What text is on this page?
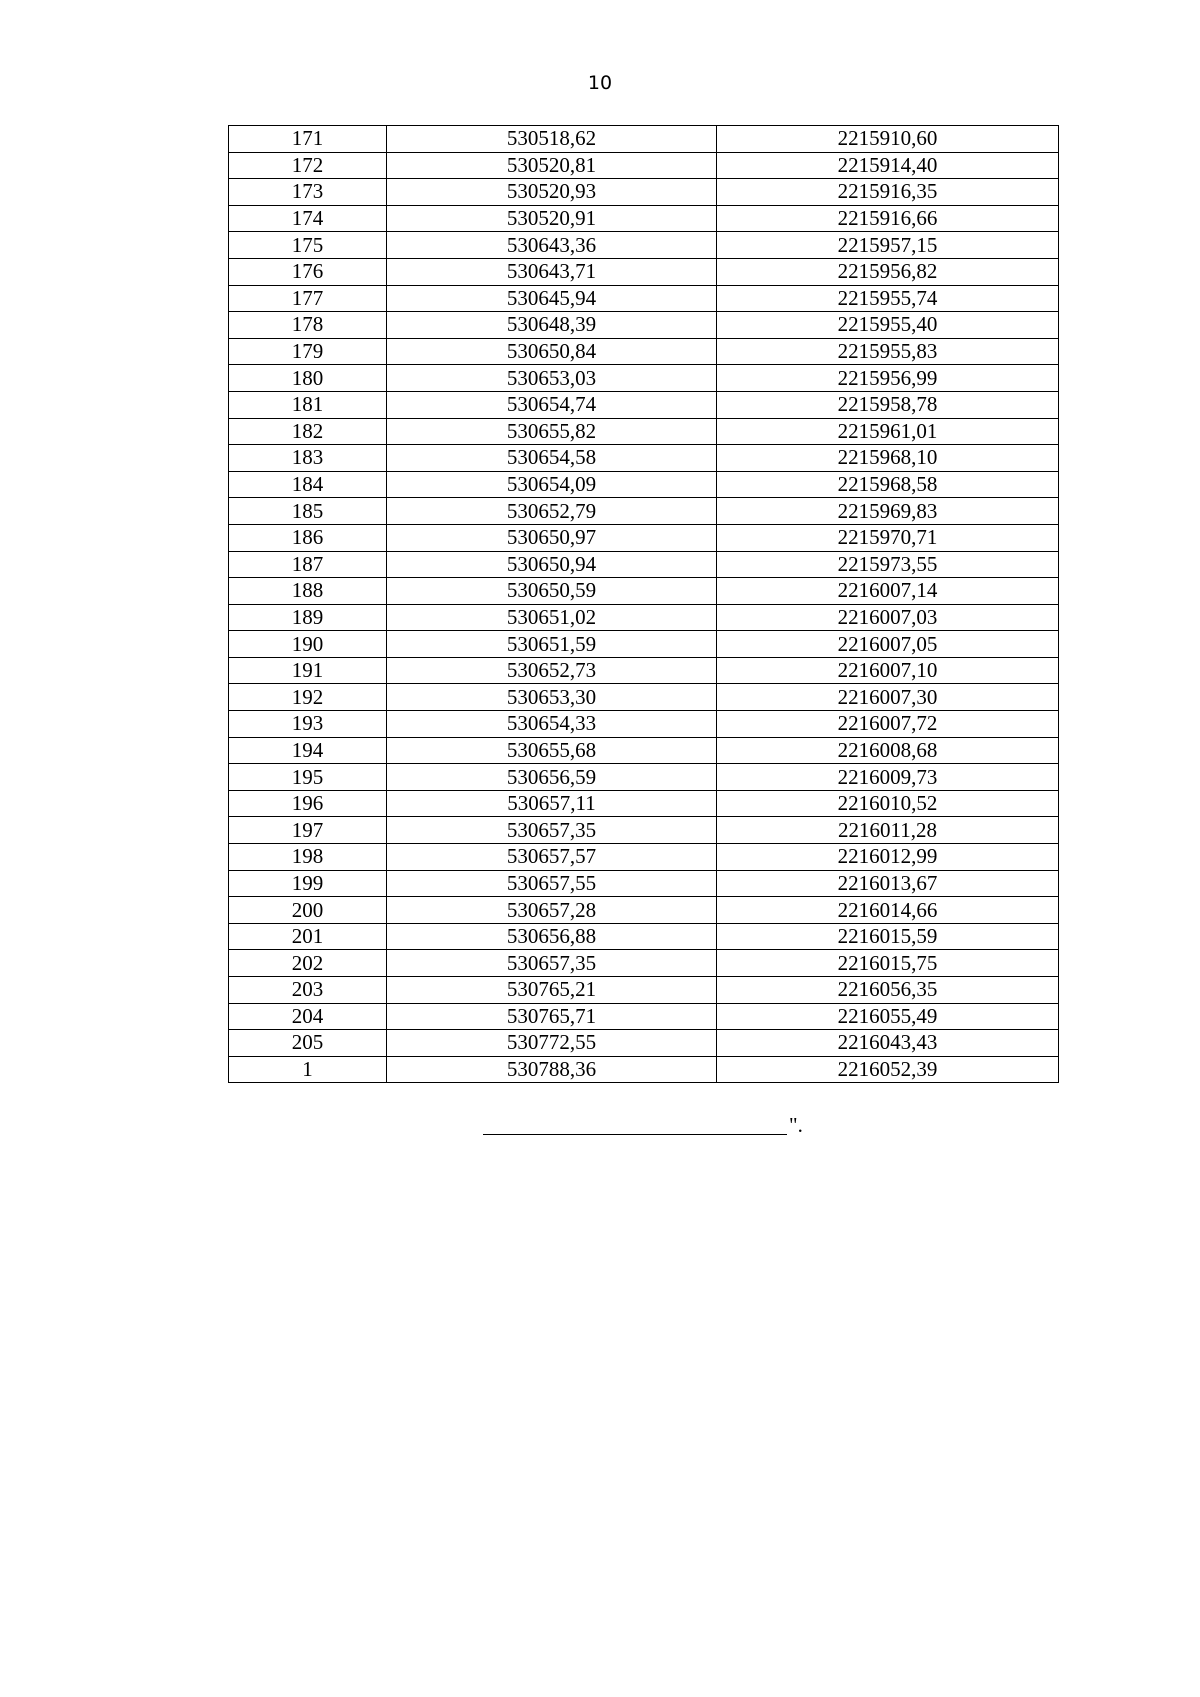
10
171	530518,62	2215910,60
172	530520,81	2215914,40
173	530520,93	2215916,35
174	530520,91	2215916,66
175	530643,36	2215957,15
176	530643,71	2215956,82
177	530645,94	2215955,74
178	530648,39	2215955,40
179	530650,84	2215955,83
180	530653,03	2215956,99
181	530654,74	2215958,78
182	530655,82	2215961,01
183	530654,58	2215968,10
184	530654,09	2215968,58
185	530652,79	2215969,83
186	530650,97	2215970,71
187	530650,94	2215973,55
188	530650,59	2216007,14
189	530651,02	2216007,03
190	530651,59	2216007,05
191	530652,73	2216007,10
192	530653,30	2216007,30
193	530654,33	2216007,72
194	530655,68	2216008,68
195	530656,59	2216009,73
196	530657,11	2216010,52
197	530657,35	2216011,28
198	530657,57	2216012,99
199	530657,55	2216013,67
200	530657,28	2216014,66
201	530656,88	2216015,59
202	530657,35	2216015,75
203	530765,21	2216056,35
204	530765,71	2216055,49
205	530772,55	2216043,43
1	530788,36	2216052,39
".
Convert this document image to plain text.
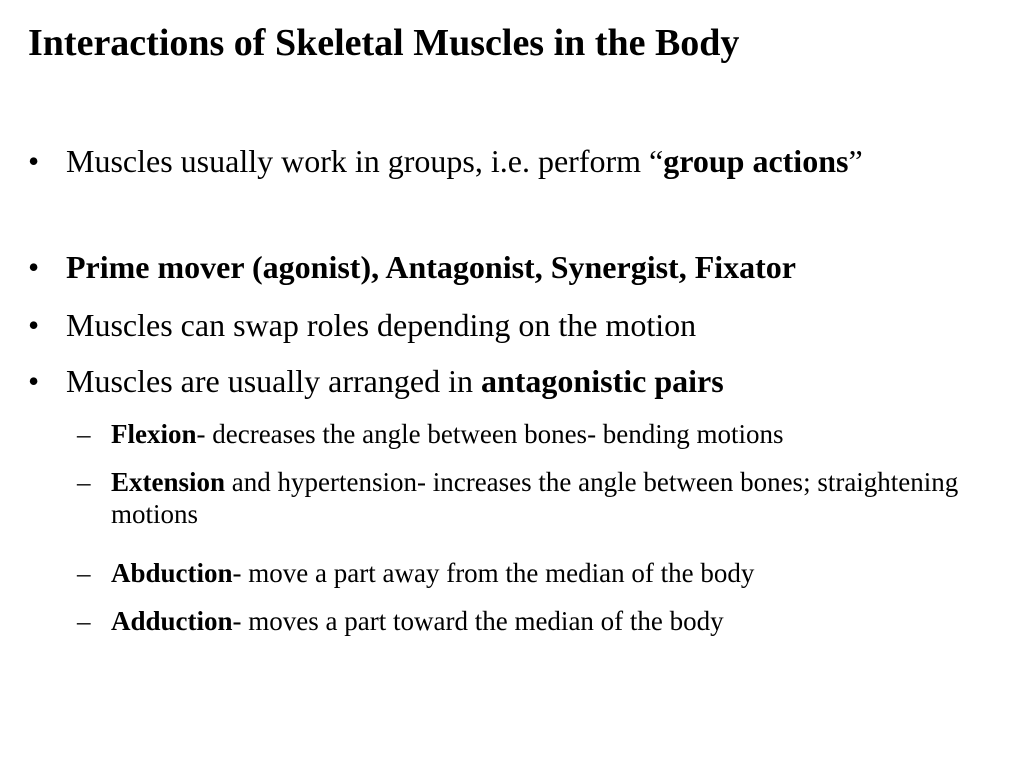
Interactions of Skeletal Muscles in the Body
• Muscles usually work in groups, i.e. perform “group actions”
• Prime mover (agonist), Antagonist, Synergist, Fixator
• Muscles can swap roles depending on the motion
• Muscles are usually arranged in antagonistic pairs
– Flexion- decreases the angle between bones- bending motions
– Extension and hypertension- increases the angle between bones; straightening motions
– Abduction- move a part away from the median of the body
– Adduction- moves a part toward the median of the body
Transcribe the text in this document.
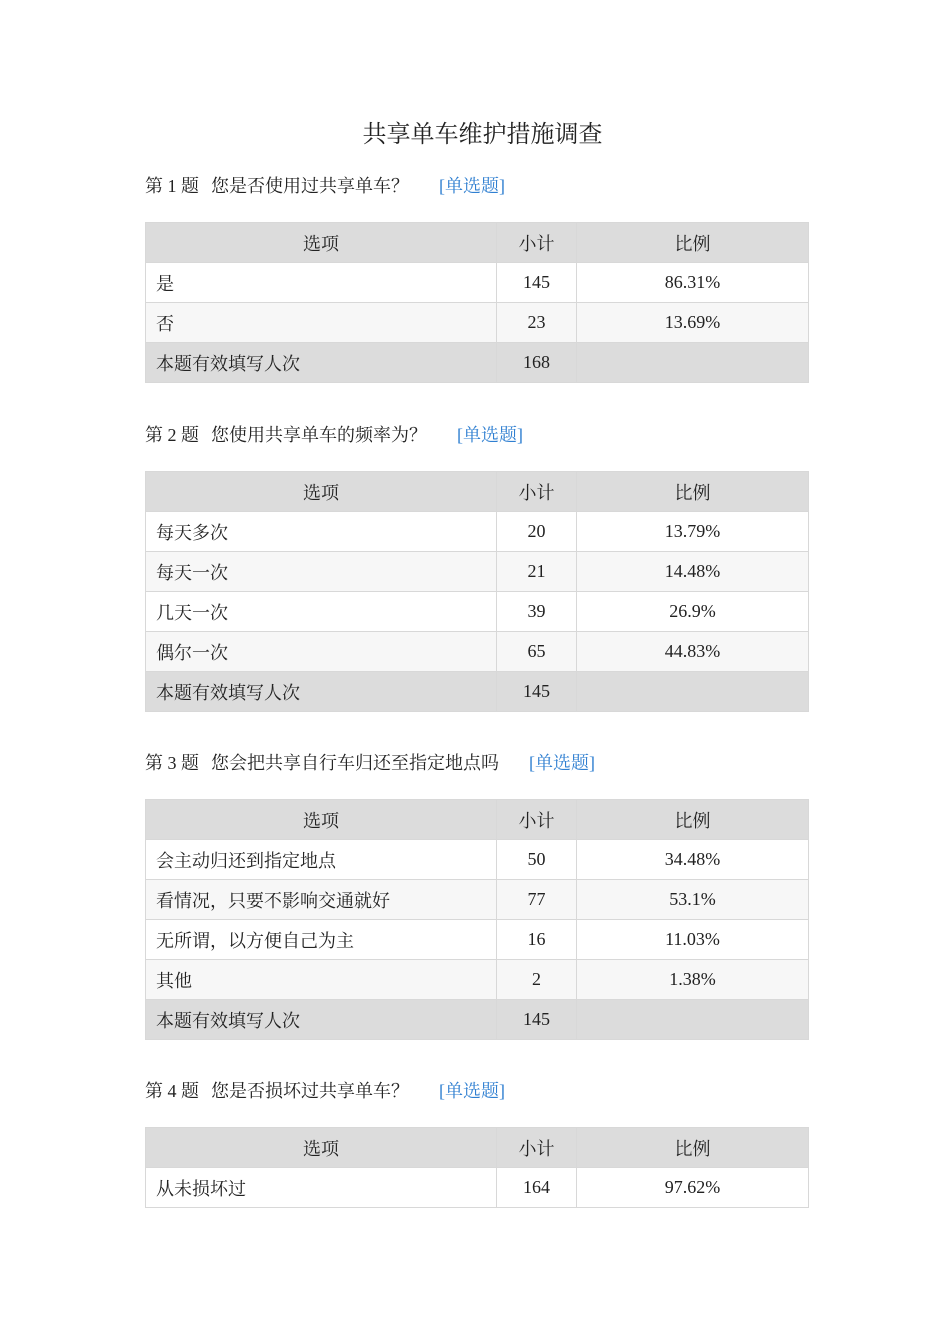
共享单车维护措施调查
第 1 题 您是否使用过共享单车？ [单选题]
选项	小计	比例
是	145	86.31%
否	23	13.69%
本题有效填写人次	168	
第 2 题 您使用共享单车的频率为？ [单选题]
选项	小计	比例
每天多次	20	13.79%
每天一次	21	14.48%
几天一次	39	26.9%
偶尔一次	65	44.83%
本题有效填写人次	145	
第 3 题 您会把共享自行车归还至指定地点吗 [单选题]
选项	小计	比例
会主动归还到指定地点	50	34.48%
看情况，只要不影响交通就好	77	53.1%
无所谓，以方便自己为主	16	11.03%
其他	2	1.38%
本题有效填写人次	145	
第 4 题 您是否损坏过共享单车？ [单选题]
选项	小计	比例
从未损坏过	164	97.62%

[GOAL OF THE EXERCISE]
Repeat the listing above exactly, with no pictures.

[REPLY TO THE TASK]
What text is on this page?
10
171	530518,62	2215910,60
172	530520,81	2215914,40
173	530520,93	2215916,35
174	530520,91	2215916,66
175	530643,36	2215957,15
176	530643,71	2215956,82
177	530645,94	2215955,74
178	530648,39	2215955,40
179	530650,84	2215955,83
180	530653,03	2215956,99
181	530654,74	2215958,78
182	530655,82	2215961,01
183	530654,58	2215968,10
184	530654,09	2215968,58
185	530652,79	2215969,83
186	530650,97	2215970,71
187	530650,94	2215973,55
188	530650,59	2216007,14
189	530651,02	2216007,03
190	530651,59	2216007,05
191	530652,73	2216007,10
192	530653,30	2216007,30
193	530654,33	2216007,72
194	530655,68	2216008,68
195	530656,59	2216009,73
196	530657,11	2216010,52
197	530657,35	2216011,28
198	530657,57	2216012,99
199	530657,55	2216013,67
200	530657,28	2216014,66
201	530656,88	2216015,59
202	530657,35	2216015,75
203	530765,21	2216056,35
204	530765,71	2216055,49
205	530772,55	2216043,43
1	530788,36	2216052,39
".
Convert this document image to plain text.
Interactions of Skeletal Muscles in the Body
• Muscles usually work in groups, i.e. perform “group actions”
• Prime mover (agonist), Antagonist, Synergist, Fixator
• Muscles can swap roles depending on the motion
• Muscles are usually arranged in antagonistic pairs
– Flexion- decreases the angle between bones- bending motions
– Extension and hypertension- increases the angle between bones; straightening motions
– Abduction- move a part away from the median of the body
– Adduction- moves a part toward the median of the body
Transcribe the text in this document.
共享单车维护措施调查
第 1 题 您是否使用过共享单车？ [单选题]
选项	小计	比例
是	145	86.31%
否	23	13.69%
本题有效填写人次	168	
第 2 题 您使用共享单车的频率为？ [单选题]
选项	小计	比例
每天多次	20	13.79%
每天一次	21	14.48%
几天一次	39	26.9%
偶尔一次	65	44.83%
本题有效填写人次	145	
第 3 题 您会把共享自行车归还至指定地点吗 [单选题]
选项	小计	比例
会主动归还到指定地点	50	34.48%
看情况，只要不影响交通就好	77	53.1%
无所谓，以方便自己为主	16	11.03%
其他	2	1.38%
本题有效填写人次	145	
第 4 题 您是否损坏过共享单车？ [单选题]
选项	小计	比例
从未损坏过	164	97.62%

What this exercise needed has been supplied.